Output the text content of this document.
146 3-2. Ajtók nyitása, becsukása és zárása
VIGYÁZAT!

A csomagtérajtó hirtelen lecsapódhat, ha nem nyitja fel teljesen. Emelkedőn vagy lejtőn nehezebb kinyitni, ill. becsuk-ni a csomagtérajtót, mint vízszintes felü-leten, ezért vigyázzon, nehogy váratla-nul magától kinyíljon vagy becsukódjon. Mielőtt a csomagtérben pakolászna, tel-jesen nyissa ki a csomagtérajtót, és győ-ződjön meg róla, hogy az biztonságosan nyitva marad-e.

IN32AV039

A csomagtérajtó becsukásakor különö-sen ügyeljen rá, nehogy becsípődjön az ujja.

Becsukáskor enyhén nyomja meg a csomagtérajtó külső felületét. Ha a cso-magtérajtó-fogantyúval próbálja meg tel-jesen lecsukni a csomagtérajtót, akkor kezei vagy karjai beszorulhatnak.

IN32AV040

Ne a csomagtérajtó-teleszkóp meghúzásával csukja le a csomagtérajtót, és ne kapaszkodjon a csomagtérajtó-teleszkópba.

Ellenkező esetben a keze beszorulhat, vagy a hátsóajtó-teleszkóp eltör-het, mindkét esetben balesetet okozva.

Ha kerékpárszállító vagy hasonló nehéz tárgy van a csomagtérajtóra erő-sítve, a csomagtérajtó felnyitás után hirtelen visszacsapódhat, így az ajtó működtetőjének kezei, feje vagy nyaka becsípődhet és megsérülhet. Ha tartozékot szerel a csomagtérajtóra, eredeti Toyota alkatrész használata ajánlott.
◆ ◆ ◆
Given problem – Show every line where the string "kezei" appears.

Task answer –
Becsukáskor enyhén nyomja meg a csomagtérajtó külső felületét. Ha a cso-magtérajtó-fogantyúval próbálja meg tel-jesen lecsukni a csomagtérajtót, akkor kezei vagy karjai beszorulhatnak.
Ha kerékpárszállító vagy hasonló nehéz tárgy van a csomagtérajtóra erő-sítve, a csomagtérajtó felnyitás után hirtelen visszacsapódhat, így az ajtó működtetőjének kezei, feje vagy nyaka becsípődhet és megsérülhet. Ha tartozékot szerel a csomagtérajtóra, eredeti Toyota alkatrész használata ajánlott.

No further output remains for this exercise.